Saved entries
______
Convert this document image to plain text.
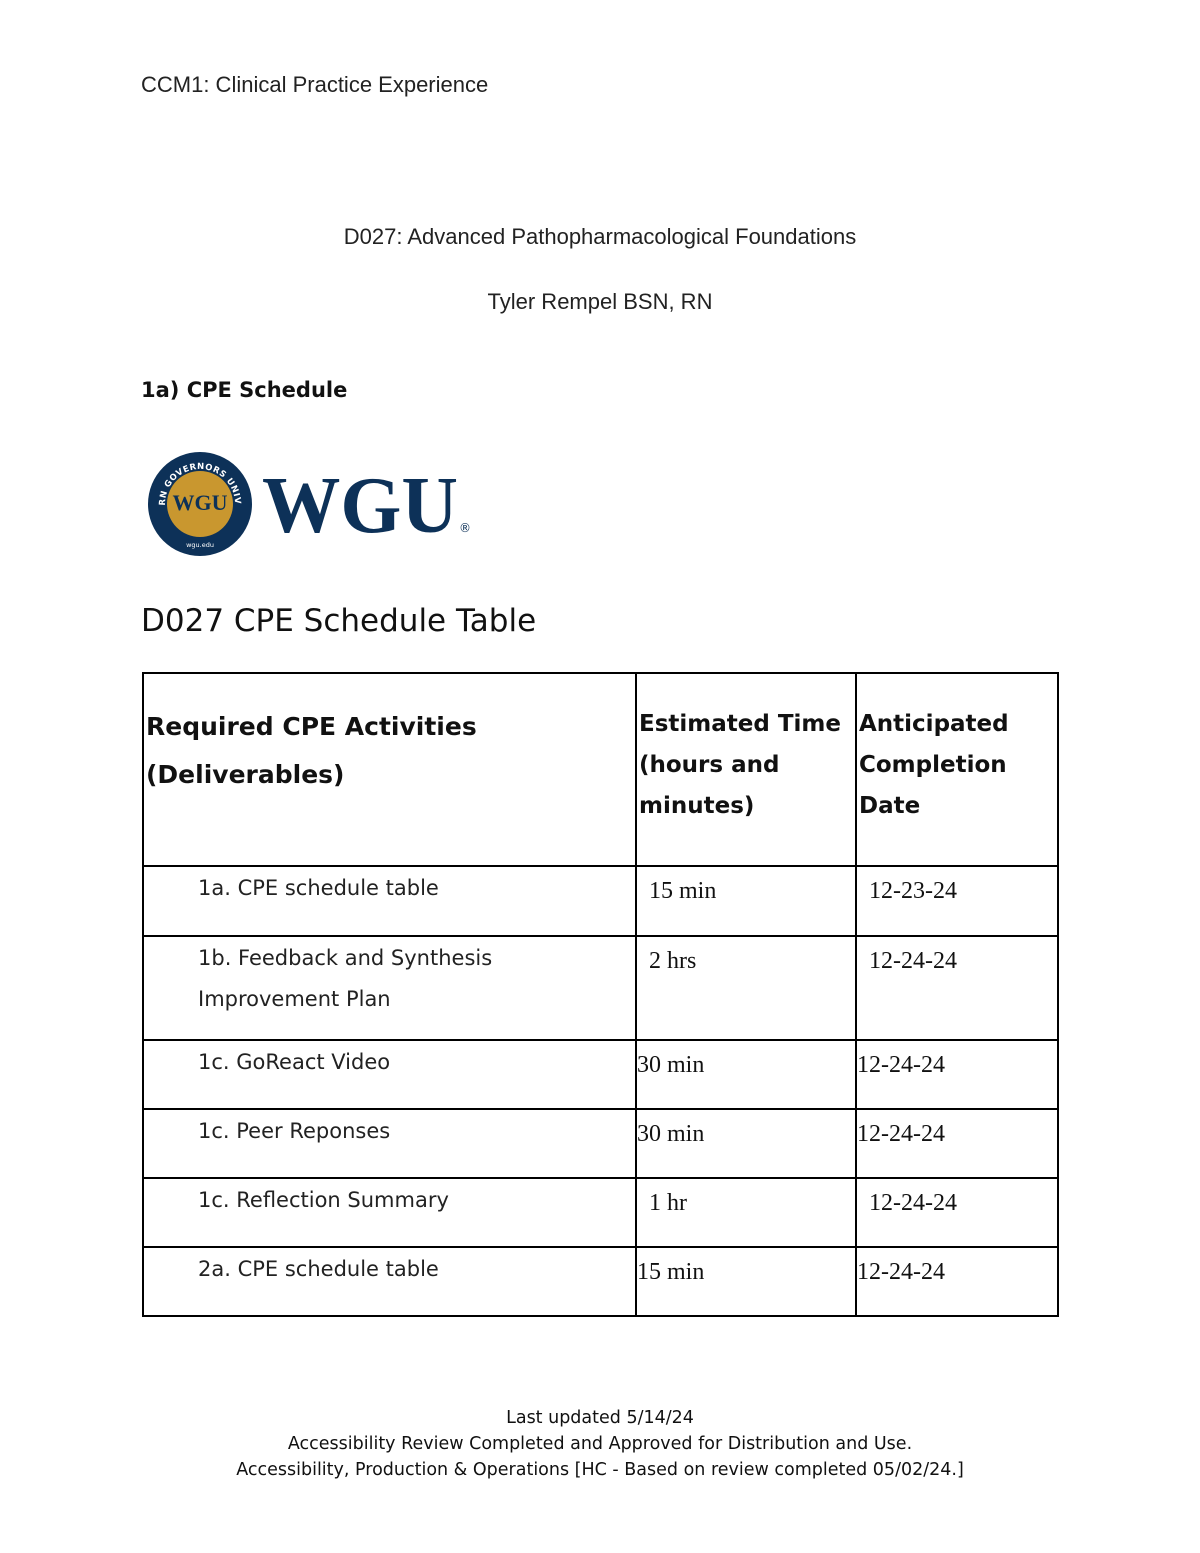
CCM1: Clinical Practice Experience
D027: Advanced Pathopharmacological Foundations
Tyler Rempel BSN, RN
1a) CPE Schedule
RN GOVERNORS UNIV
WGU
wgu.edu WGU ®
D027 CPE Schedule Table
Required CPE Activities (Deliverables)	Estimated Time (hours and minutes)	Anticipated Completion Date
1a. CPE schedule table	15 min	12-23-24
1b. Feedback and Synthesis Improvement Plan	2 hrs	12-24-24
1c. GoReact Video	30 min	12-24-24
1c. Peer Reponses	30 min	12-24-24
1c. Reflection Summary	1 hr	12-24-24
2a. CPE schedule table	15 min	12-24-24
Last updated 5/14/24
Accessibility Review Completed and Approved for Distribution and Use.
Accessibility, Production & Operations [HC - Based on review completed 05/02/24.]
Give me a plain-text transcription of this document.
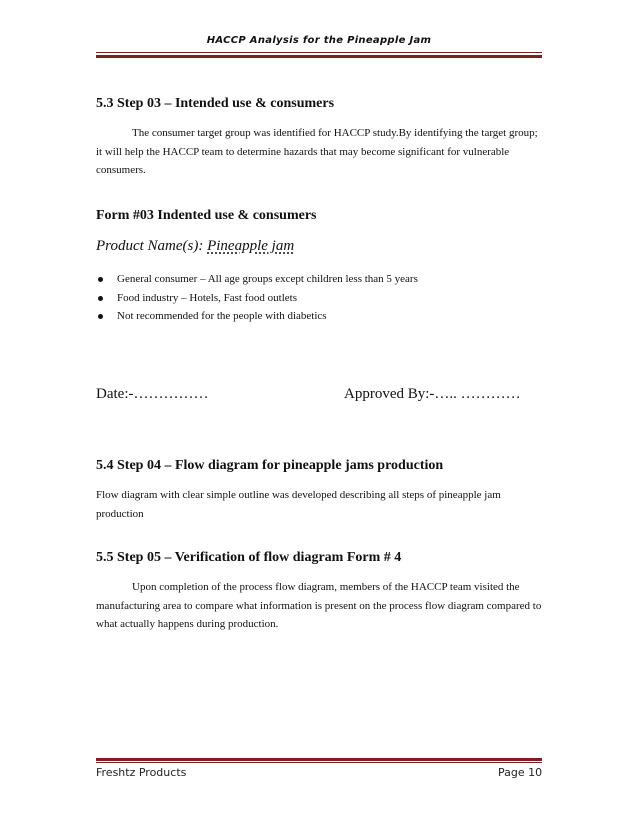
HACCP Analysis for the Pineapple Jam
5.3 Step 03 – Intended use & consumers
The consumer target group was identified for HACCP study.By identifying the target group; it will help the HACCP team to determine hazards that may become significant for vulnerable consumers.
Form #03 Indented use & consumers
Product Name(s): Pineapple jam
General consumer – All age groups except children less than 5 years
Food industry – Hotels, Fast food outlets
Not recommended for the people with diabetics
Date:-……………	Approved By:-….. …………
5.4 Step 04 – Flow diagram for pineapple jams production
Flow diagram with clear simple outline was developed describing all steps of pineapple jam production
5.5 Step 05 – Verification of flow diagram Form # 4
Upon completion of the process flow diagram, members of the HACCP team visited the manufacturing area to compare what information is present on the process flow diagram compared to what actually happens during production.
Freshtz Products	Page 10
______
WHAT TO DO:
Give back word for word the lines from the one containing "Give me a plain-text" through the final line of the data above. Pictures are to be left out.

SOLUTION TO THIS EXERCISE:
Give me a plain-text transcription of this document.
HACCP Analysis for the Pineapple Jam
5.3 Step 03 – Intended use & consumers
The consumer target group was identified for HACCP study.By identifying the target group; it will help the HACCP team to determine hazards that may become significant for vulnerable consumers.
Form #03 Indented use & consumers
Product Name(s): Pineapple jam
General consumer – All age groups except children less than 5 years
Food industry – Hotels, Fast food outlets
Not recommended for the people with diabetics
Date:-……………	Approved By:-….. …………
5.4 Step 04 – Flow diagram for pineapple jams production
Flow diagram with clear simple outline was developed describing all steps of pineapple jam production
5.5 Step 05 – Verification of flow diagram Form # 4
Upon completion of the process flow diagram, members of the HACCP team visited the manufacturing area to compare what information is present on the process flow diagram compared to what actually happens during production.
Freshtz Products	Page 10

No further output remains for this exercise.